(Records from a collection)
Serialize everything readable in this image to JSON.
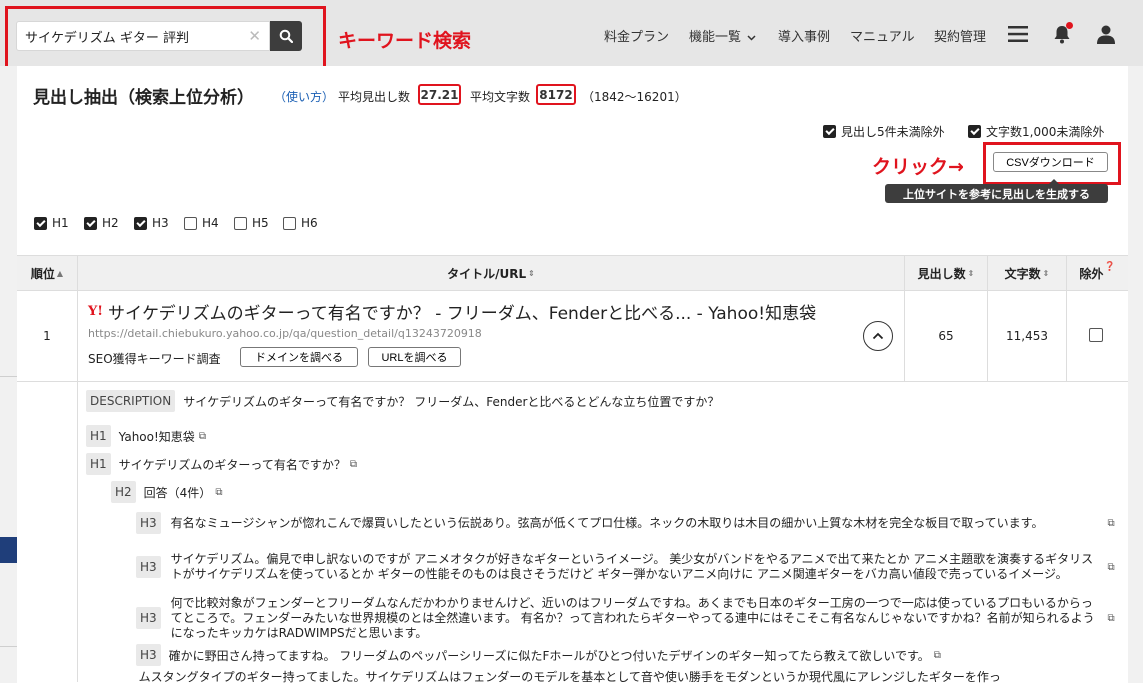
{
  "header": {
    "search_value": "サイケデリズム ギター 評判",
    "keyword_note": "キーワード検索",
    "nav": [
      "料金プラン",
      "機能一覧",
      "導入事例",
      "マニュアル",
      "契約管理"
    ]
  },
  "page": {
    "title": "見出し抽出（検索上位分析）",
    "howto": "（使い方）",
    "avg_heading_label": "平均見出し数",
    "avg_heading_value": "27.21",
    "avg_chars_label": "平均文字数",
    "avg_chars_value": "8172",
    "range": "（1842〜16201）"
  },
  "filters": {
    "exclude_under5": "見出し5件未満除外",
    "exclude_under1000": "文字数1,000未満除外",
    "levels": [
      {
        "label": "H1",
        "checked": true
      },
      {
        "label": "H2",
        "checked": true
      },
      {
        "label": "H3",
        "checked": true
      },
      {
        "label": "H4",
        "checked": false
      },
      {
        "label": "H5",
        "checked": false
      },
      {
        "label": "H6",
        "checked": false
      }
    ]
  },
  "actions": {
    "click_note": "クリック→",
    "csv_download": "CSVダウンロード",
    "tooltip": "上位サイトを参考に見出しを生成する"
  },
  "table": {
    "headers": [
      "順位",
      "タイトル/URL",
      "見出し数",
      "文字数",
      "除外"
    ],
    "row": {
      "rank": "1",
      "logo": "Y!",
      "title": "サイケデリズムのギターって有名ですか？ - フリーダム、Fenderと比べる... - Yahoo!知恵袋",
      "url": "https://detail.chiebukuro.yahoo.co.jp/qa/question_detail/q13243720918",
      "seo_label": "SEO獲得キーワード調査",
      "domain_btn": "ドメインを調べる",
      "url_btn": "URLを調べる",
      "headings": "65",
      "chars": "11,453"
    }
  },
  "detail": {
    "description_tag": "DESCRIPTION",
    "description": "サイケデリズムのギターって有名ですか？ フリーダム、Fenderと比べるとどんな立ち位置ですか？",
    "h1a": "Yahoo!知恵袋",
    "h1b": "サイケデリズムのギターって有名ですか？",
    "h2": "回答（4件）",
    "h3_1": "有名なミュージシャンが惚れこんで爆買いしたという伝説あり。弦高が低くてプロ仕様。ネックの木取りは木目の細かい上質な木材を完全な板目で取っています。",
    "h3_2": "サイケデリズム。偏見で申し訳ないのですが アニメオタクが好きなギターというイメージ。 美少女がバンドをやるアニメで出て来たとか アニメ主題歌を演奏するギタリストがサイケデリズムを使っているとか ギターの性能そのものは良さそうだけど ギター弾かないアニメ向けに アニメ関連ギターをバカ高い値段で売っているイメージ。",
    "h3_3": "何で比較対象がフェンダーとフリーダムなんだかわかりませんけど、近いのはフリーダムですね。あくまでも日本のギター工房の一つで一応は使っているプロもいるからってところで。フェンダーみたいな世界規模のとは全然違います。 有名か？って言われたらギターやってる連中にはそこそこ有名なんじゃないですかね？名前が知られるようになったキッカケはRADWIMPSだと思います。",
    "h3_4": "確かに野田さん持ってますね。 フリーダムのペッパーシリーズに似たFホールがひとつ付いたデザインのギター知ってたら教えて欲しいです。",
    "h3_5": "ムスタングタイプのギター持ってました。サイケデリズムはフェンダーのモデルを基本として音や使い勝手をモダンというか現代風にアレンジしたギターを作っ",
    "tag_h1": "H1",
    "tag_h2": "H2",
    "tag_h3": "H3"
  }
}
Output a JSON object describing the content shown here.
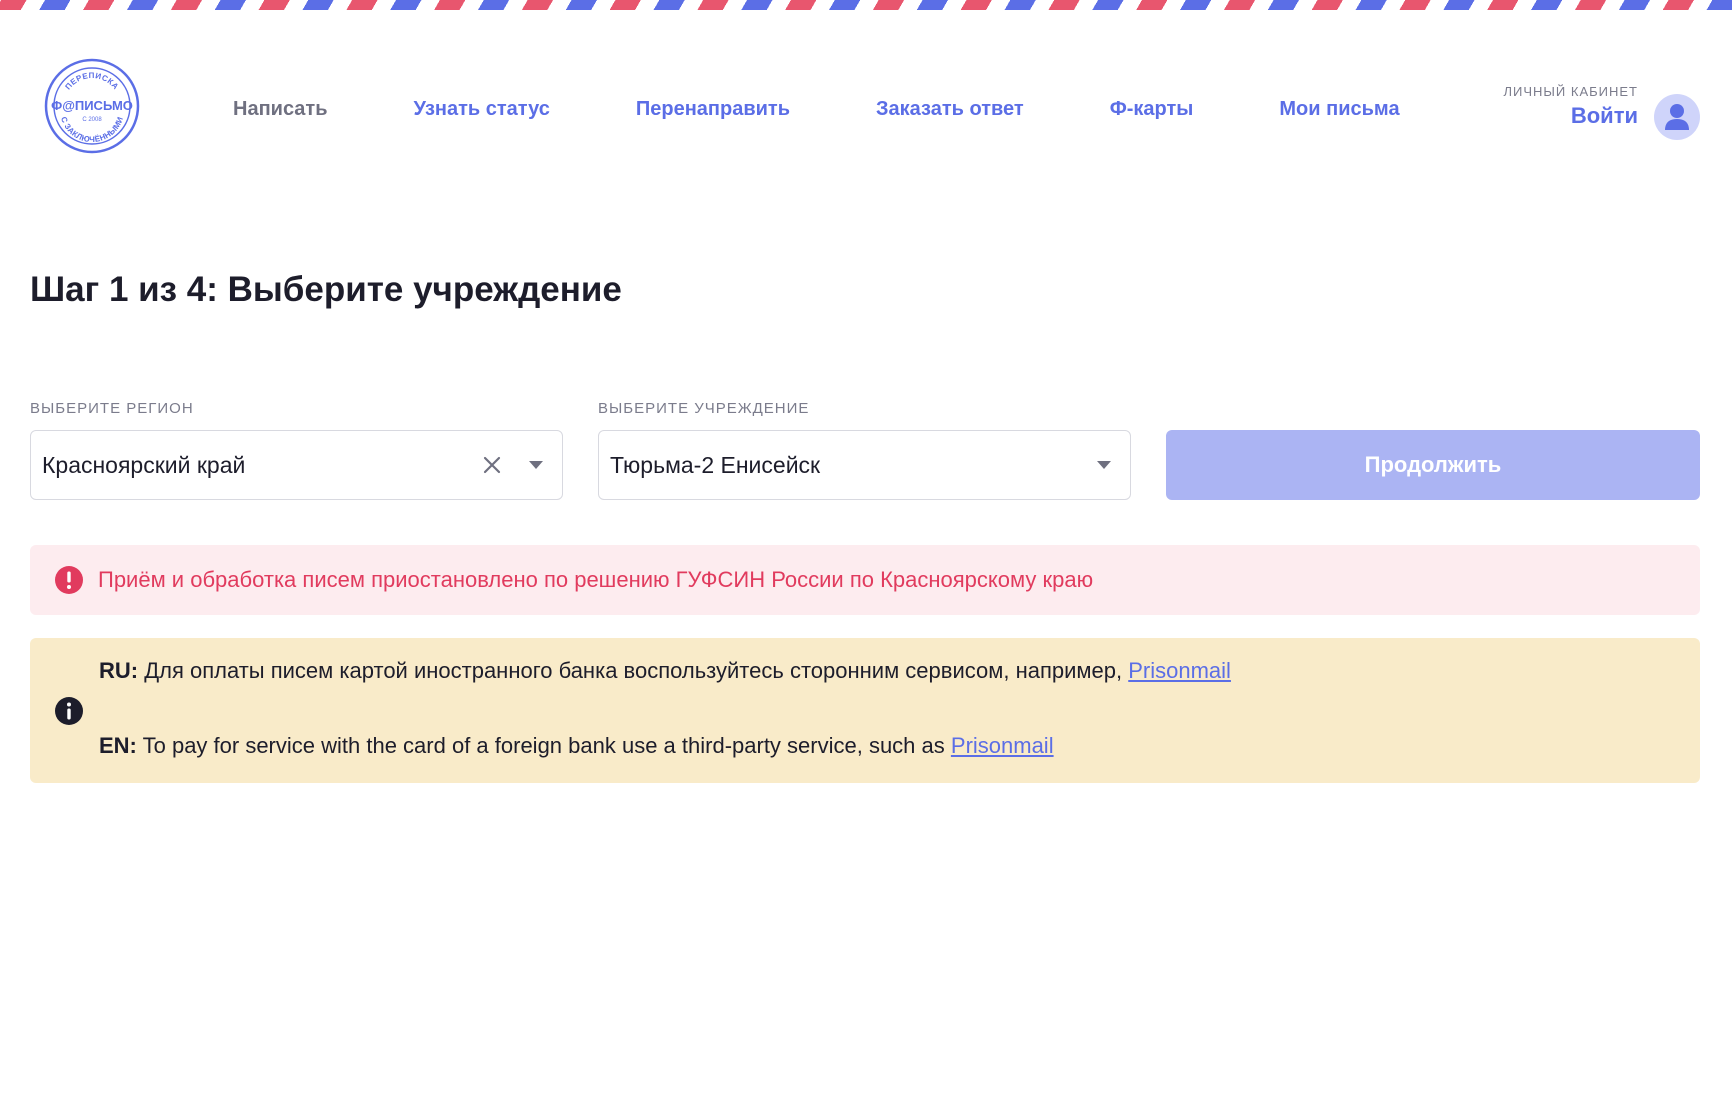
{
  "header": {
    "logo": {
      "top_text": "ПЕРЕПИСКА",
      "main_text": "Ф@ПИСЬМО",
      "since_text": "С 2008",
      "bottom_text": "С ЗАКЛЮЧЁННЫМИ"
    },
    "nav": [
      {
        "label": "Написать"
      },
      {
        "label": "Узнать статус"
      },
      {
        "label": "Перенаправить"
      },
      {
        "label": "Заказать ответ"
      },
      {
        "label": "Ф-карты"
      },
      {
        "label": "Мои письма"
      }
    ],
    "account": {
      "caption": "ЛИЧНЫЙ КАБИНЕТ",
      "login_label": "Войти",
      "avatar_icon": "user-icon"
    }
  },
  "main": {
    "title": "Шаг 1 из 4: Выберите учреждение",
    "region": {
      "label": "ВЫБЕРИТЕ РЕГИОН",
      "value": "Красноярский край"
    },
    "institution": {
      "label": "ВЫБЕРИТЕ УЧРЕЖДЕНИЕ",
      "value": "Тюрьма-2 Енисейск"
    },
    "continue_label": "Продолжить",
    "error_alert": {
      "icon": "exclamation-circle-icon",
      "text": "Приём и обработка писем приостановлено по решению ГУФСИН России по Красноярскому краю"
    },
    "info_alert": {
      "icon": "info-circle-icon",
      "ru_prefix": "RU:",
      "ru_text": " Для оплаты писем картой иностранного банка воспользуйтесь сторонним сервисом, например, ",
      "ru_link": "Prisonmail",
      "en_prefix": "EN:",
      "en_text": " To pay for service with the card of a foreign bank use a third-party service, such as ",
      "en_link": "Prisonmail"
    }
  },
  "colors": {
    "accent": "#5b6ee6",
    "error": "#e13b5e",
    "error_bg": "#fdecef",
    "info_bg": "#f9ebc9",
    "button_disabled": "#abb4f3",
    "airmail_red": "#e8566e"
  }
}
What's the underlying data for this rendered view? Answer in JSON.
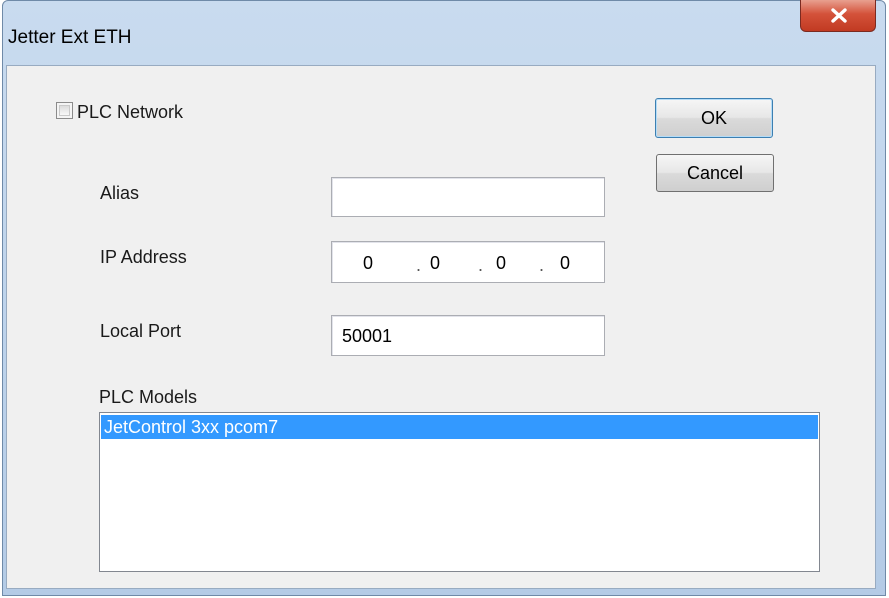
{
  "window": {
    "title": "Jetter Ext ETH"
  },
  "plc_network": {
    "label": "PLC Network",
    "checked": false
  },
  "alias": {
    "label": "Alias",
    "value": ""
  },
  "ip_address": {
    "label": "IP Address",
    "parts": [
      "0",
      "0",
      "0",
      "0"
    ]
  },
  "local_port": {
    "label": "Local Port",
    "value": "50001"
  },
  "plc_models": {
    "label": "PLC Models",
    "items": [
      "JetControl 3xx pcom7"
    ],
    "selected": "JetControl 3xx pcom7"
  },
  "buttons": {
    "ok": "OK",
    "cancel": "Cancel"
  },
  "icons": {
    "close": "close-icon"
  },
  "colors": {
    "selection": "#3399ff",
    "close_button": "#c94a32"
  }
}
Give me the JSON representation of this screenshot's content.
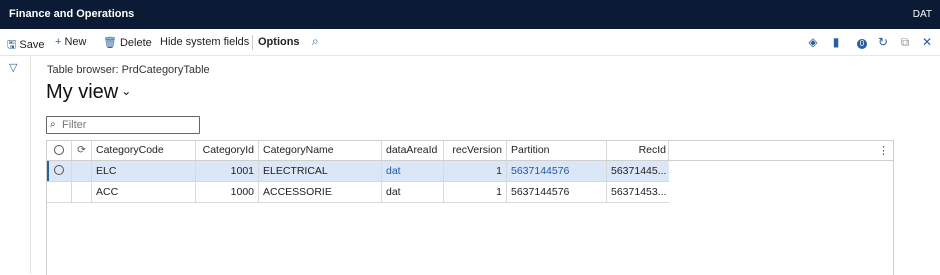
{
  "app": {
    "title": "Finance and Operations",
    "company": "DAT"
  },
  "actions": {
    "save": "Save",
    "new": "New",
    "delete": "Delete",
    "hide_system_fields": "Hide system fields",
    "options": "Options"
  },
  "icons": {
    "search": "search-icon",
    "filter": "filter-icon",
    "refresh": "refresh-icon",
    "notifications_badge": "0"
  },
  "page": {
    "breadcrumb": "Table browser: PrdCategoryTable",
    "view_title": "My view",
    "filter_placeholder": "Filter"
  },
  "grid": {
    "columns": [
      "CategoryCode",
      "CategoryId",
      "CategoryName",
      "dataAreaId",
      "recVersion",
      "Partition",
      "RecId"
    ],
    "rows": [
      {
        "CategoryCode": "ELC",
        "CategoryId": "1001",
        "CategoryName": "ELECTRICAL",
        "dataAreaId": "dat",
        "recVersion": "1",
        "Partition": "5637144576",
        "RecId": "56371445...",
        "selected": true
      },
      {
        "CategoryCode": "ACC",
        "CategoryId": "1000",
        "CategoryName": "ACCESSORIE",
        "dataAreaId": "dat",
        "recVersion": "1",
        "Partition": "5637144576",
        "RecId": "56371453...",
        "selected": false
      }
    ]
  },
  "colors": {
    "topbar": "#0b1b36",
    "accent": "#2a5f9e",
    "selected_row": "#dbe6f7",
    "link": "#1e5aa8"
  }
}
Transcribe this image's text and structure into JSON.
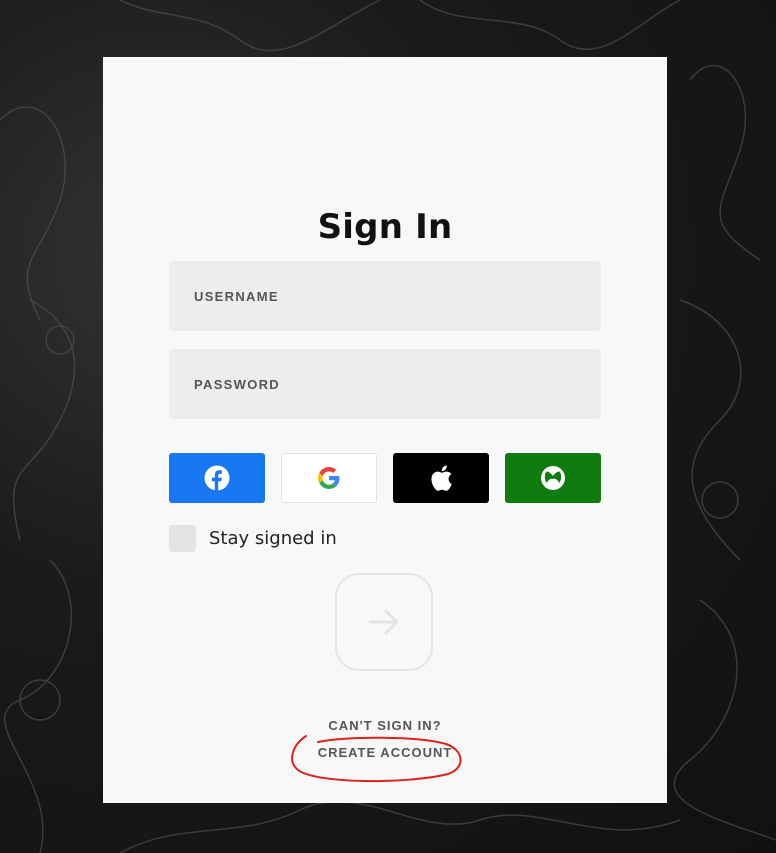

— GOAL —
Copy out each line word for word, please, skipping the images.

— RESULT OF THIS TASK —
Serialize everything readable in this image to JSON.
{
  "header": {
    "search_value": "サイケデリズム ギター 評判",
    "keyword_note": "キーワード検索",
    "nav": [
      "料金プラン",
      "機能一覧",
      "導入事例",
      "マニュアル",
      "契約管理"
    ]
  },
  "page": {
    "title": "見出し抽出（検索上位分析）",
    "howto": "（使い方）",
    "avg_heading_label": "平均見出し数",
    "avg_heading_value": "27.21",
    "avg_chars_label": "平均文字数",
    "avg_chars_value": "8172",
    "range": "（1842〜16201）"
  },
  "filters": {
    "exclude_under5": "見出し5件未満除外",
    "exclude_under1000": "文字数1,000未満除外",
    "levels": [
      {
        "label": "H1",
        "checked": true
      },
      {
        "label": "H2",
        "checked": true
      },
      {
        "label": "H3",
        "checked": true
      },
      {
        "label": "H4",
        "checked": false
      },
      {
        "label": "H5",
        "checked": false
      },
      {
        "label": "H6",
        "checked": false
      }
    ]
  },
  "actions": {
    "click_note": "クリック→",
    "csv_download": "CSVダウンロード",
    "tooltip": "上位サイトを参考に見出しを生成する"
  },
  "table": {
    "headers": [
      "順位",
      "タイトル/URL",
      "見出し数",
      "文字数",
      "除外"
    ],
    "row": {
      "rank": "1",
      "logo": "Y!",
      "title": "サイケデリズムのギターって有名ですか？ - フリーダム、Fenderと比べる... - Yahoo!知恵袋",
      "url": "https://detail.chiebukuro.yahoo.co.jp/qa/question_detail/q13243720918",
      "seo_label": "SEO獲得キーワード調査",
      "domain_btn": "ドメインを調べる",
      "url_btn": "URLを調べる",
      "headings": "65",
      "chars": "11,453"
    }
  },
  "detail": {
    "description_tag": "DESCRIPTION",
    "description": "サイケデリズムのギターって有名ですか？ フリーダム、Fenderと比べるとどんな立ち位置ですか？",
    "h1a": "Yahoo!知恵袋",
    "h1b": "サイケデリズムのギターって有名ですか？",
    "h2": "回答（4件）",
    "h3_1": "有名なミュージシャンが惚れこんで爆買いしたという伝説あり。弦高が低くてプロ仕様。ネックの木取りは木目の細かい上質な木材を完全な板目で取っています。",
    "h3_2": "サイケデリズム。偏見で申し訳ないのですが アニメオタクが好きなギターというイメージ。 美少女がバンドをやるアニメで出て来たとか アニメ主題歌を演奏するギタリストがサイケデリズムを使っているとか ギターの性能そのものは良さそうだけど ギター弾かないアニメ向けに アニメ関連ギターをバカ高い値段で売っているイメージ。",
    "h3_3": "何で比較対象がフェンダーとフリーダムなんだかわかりませんけど、近いのはフリーダムですね。あくまでも日本のギター工房の一つで一応は使っているプロもいるからってところで。フェンダーみたいな世界規模のとは全然違います。 有名か？って言われたらギターやってる連中にはそこそこ有名なんじゃないですかね？名前が知られるようになったキッカケはRADWIMPSだと思います。",
    "h3_4": "確かに野田さん持ってますね。 フリーダムのペッパーシリーズに似たFホールがひとつ付いたデザインのギター知ってたら教えて欲しいです。",
    "h3_5": "ムスタングタイプのギター持ってました。サイケデリズムはフェンダーのモデルを基本として音や使い勝手をモダンというか現代風にアレンジしたギターを作っ",
    "tag_h1": "H1",
    "tag_h2": "H2",
    "tag_h3": "H3"
  }
}
Output a JSON object describing the content shown here.
{
  "header": {
    "logo": {
      "top_text": "ПЕРЕПИСКА",
      "main_text": "Ф@ПИСЬМО",
      "since_text": "С 2008",
      "bottom_text": "С ЗАКЛЮЧЁННЫМИ"
    },
    "nav": [
      {
        "label": "Написать"
      },
      {
        "label": "Узнать статус"
      },
      {
        "label": "Перенаправить"
      },
      {
        "label": "Заказать ответ"
      },
      {
        "label": "Ф-карты"
      },
      {
        "label": "Мои письма"
      }
    ],
    "account": {
      "caption": "ЛИЧНЫЙ КАБИНЕТ",
      "login_label": "Войти",
      "avatar_icon": "user-icon"
    }
  },
  "main": {
    "title": "Шаг 1 из 4: Выберите учреждение",
    "region": {
      "label": "ВЫБЕРИТЕ РЕГИОН",
      "value": "Красноярский край"
    },
    "institution": {
      "label": "ВЫБЕРИТЕ УЧРЕЖДЕНИЕ",
      "value": "Тюрьма-2 Енисейск"
    },
    "continue_label": "Продолжить",
    "error_alert": {
      "icon": "exclamation-circle-icon",
      "text": "Приём и обработка писем приостановлено по решению ГУФСИН России по Красноярскому краю"
    },
    "info_alert": {
      "icon": "info-circle-icon",
      "ru_prefix": "RU:",
      "ru_text": " Для оплаты писем картой иностранного банка воспользуйтесь сторонним сервисом, например, ",
      "ru_link": "Prisonmail",
      "en_prefix": "EN:",
      "en_text": " To pay for service with the card of a foreign bank use a third-party service, such as ",
      "en_link": "Prisonmail"
    }
  },
  "colors": {
    "accent": "#5b6ee6",
    "error": "#e13b5e",
    "error_bg": "#fdecef",
    "info_bg": "#f9ebc9",
    "button_disabled": "#abb4f3",
    "airmail_red": "#e8566e"
  }
}
What's the underlying data for this rendered view? Answer in JSON.
{
  "window": {
    "title": "Jetter Ext ETH"
  },
  "plc_network": {
    "label": "PLC Network",
    "checked": false
  },
  "alias": {
    "label": "Alias",
    "value": ""
  },
  "ip_address": {
    "label": "IP Address",
    "parts": [
      "0",
      "0",
      "0",
      "0"
    ]
  },
  "local_port": {
    "label": "Local Port",
    "value": "50001"
  },
  "plc_models": {
    "label": "PLC Models",
    "items": [
      "JetControl 3xx pcom7"
    ],
    "selected": "JetControl 3xx pcom7"
  },
  "buttons": {
    "ok": "OK",
    "cancel": "Cancel"
  },
  "icons": {
    "close": "close-icon"
  },
  "colors": {
    "selection": "#3399ff",
    "close_button": "#c94a32"
  }
}
Give me the JSON representation of this screenshot's content.
{
  "app": {
    "title": "Finance and Operations",
    "company": "DAT"
  },
  "actions": {
    "save": "Save",
    "new": "New",
    "delete": "Delete",
    "hide_system_fields": "Hide system fields",
    "options": "Options"
  },
  "icons": {
    "search": "search-icon",
    "filter": "filter-icon",
    "refresh": "refresh-icon",
    "notifications_badge": "0"
  },
  "page": {
    "breadcrumb": "Table browser: PrdCategoryTable",
    "view_title": "My view",
    "filter_placeholder": "Filter"
  },
  "grid": {
    "columns": [
      "CategoryCode",
      "CategoryId",
      "CategoryName",
      "dataAreaId",
      "recVersion",
      "Partition",
      "RecId"
    ],
    "rows": [
      {
        "CategoryCode": "ELC",
        "CategoryId": "1001",
        "CategoryName": "ELECTRICAL",
        "dataAreaId": "dat",
        "recVersion": "1",
        "Partition": "5637144576",
        "RecId": "56371445...",
        "selected": true
      },
      {
        "CategoryCode": "ACC",
        "CategoryId": "1000",
        "CategoryName": "ACCESSORIE",
        "dataAreaId": "dat",
        "recVersion": "1",
        "Partition": "5637144576",
        "RecId": "56371453...",
        "selected": false
      }
    ]
  },
  "colors": {
    "topbar": "#0b1b36",
    "accent": "#2a5f9e",
    "selected_row": "#dbe6f7",
    "link": "#1e5aa8"
  }
}
Transcribe this image's text and structure into JSON.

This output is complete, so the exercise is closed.